> WHAT YOU NEED TO DO:
Isolate every line in the records below with "minimum" in it.
──────── RECORD EXCERPTS
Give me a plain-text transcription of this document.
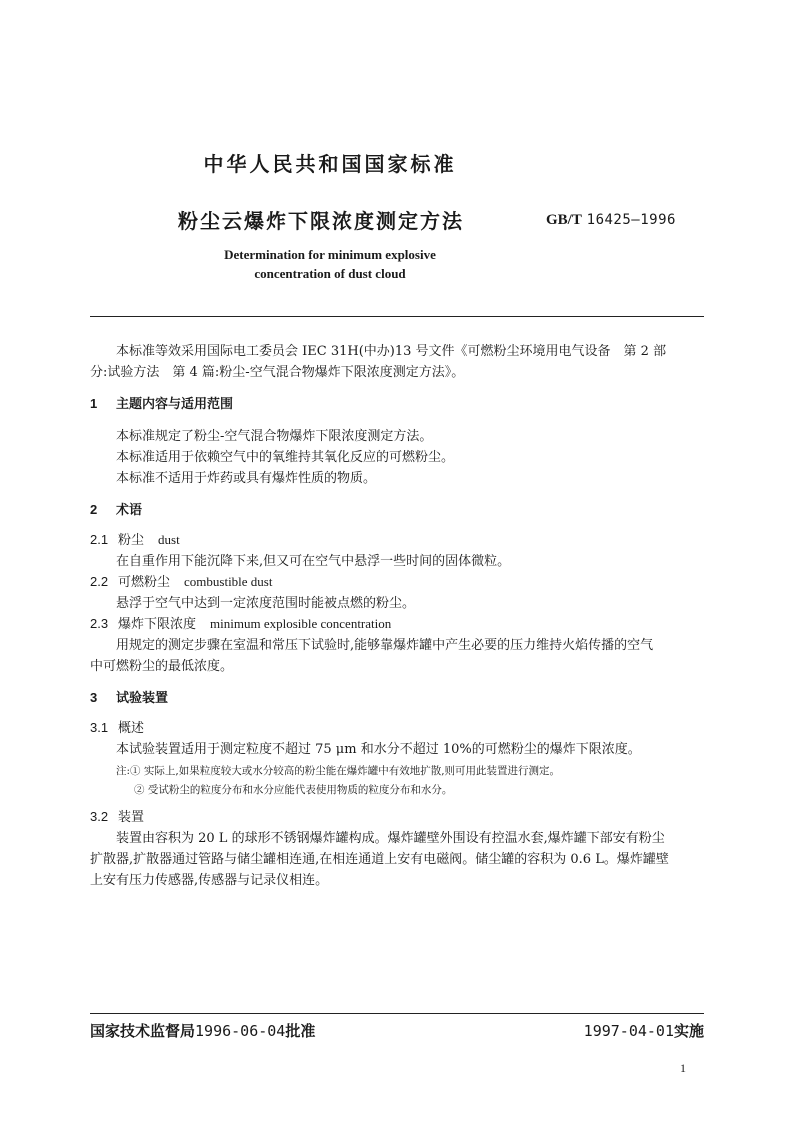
中华人民共和国国家标准
粉尘云爆炸下限浓度测定方法	GB/T 16425—1996
Determination for minimum explosive
concentration of dust cloud
本标准等效采用国际电工委员会 IEC 31H(中办)13 号文件《可燃粉尘环境用电气设备　第 2 部
分:试验方法　第 4 篇:粉尘-空气混合物爆炸下限浓度测定方法》。
1 主题内容与适用范围
本标准规定了粉尘-空气混合物爆炸下限浓度测定方法。
本标准适用于依赖空气中的氧维持其氧化反应的可燃粉尘。
本标准不适用于炸药或具有爆炸性质的物质。
2 术语
2.1 粉尘 dust
在自重作用下能沉降下来,但又可在空气中悬浮一些时间的固体微粒。
2.2 可燃粉尘 combustible dust
悬浮于空气中达到一定浓度范围时能被点燃的粉尘。
2.3 爆炸下限浓度 minimum explosible concentration
用规定的测定步骤在室温和常压下试验时,能够靠爆炸罐中产生必要的压力维持火焰传播的空气
中可燃粉尘的最低浓度。
3 试验装置
3.1 概述
本试验装置适用于测定粒度不超过 75 μm 和水分不超过 10%的可燃粉尘的爆炸下限浓度。
注:① 实际上,如果粒度较大或水分较高的粉尘能在爆炸罐中有效地扩散,则可用此装置进行测定。
② 受试粉尘的粒度分布和水分应能代表使用物质的粒度分布和水分。
3.2 装置
装置由容积为 20 L 的球形不锈钢爆炸罐构成。爆炸罐壁外围设有控温水套,爆炸罐下部安有粉尘
扩散器,扩散器通过管路与储尘罐相连通,在相连通道上安有电磁阀。储尘罐的容积为 0.6 L。爆炸罐壁
上安有压力传感器,传感器与记录仪相连。
国家技术监督局1996-06-04批准	1997-04-01实施
1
────────────────
> WRITTEN ANSWER:
Determination for minimum explosive
2.3 爆炸下限浓度 minimum explosible concentration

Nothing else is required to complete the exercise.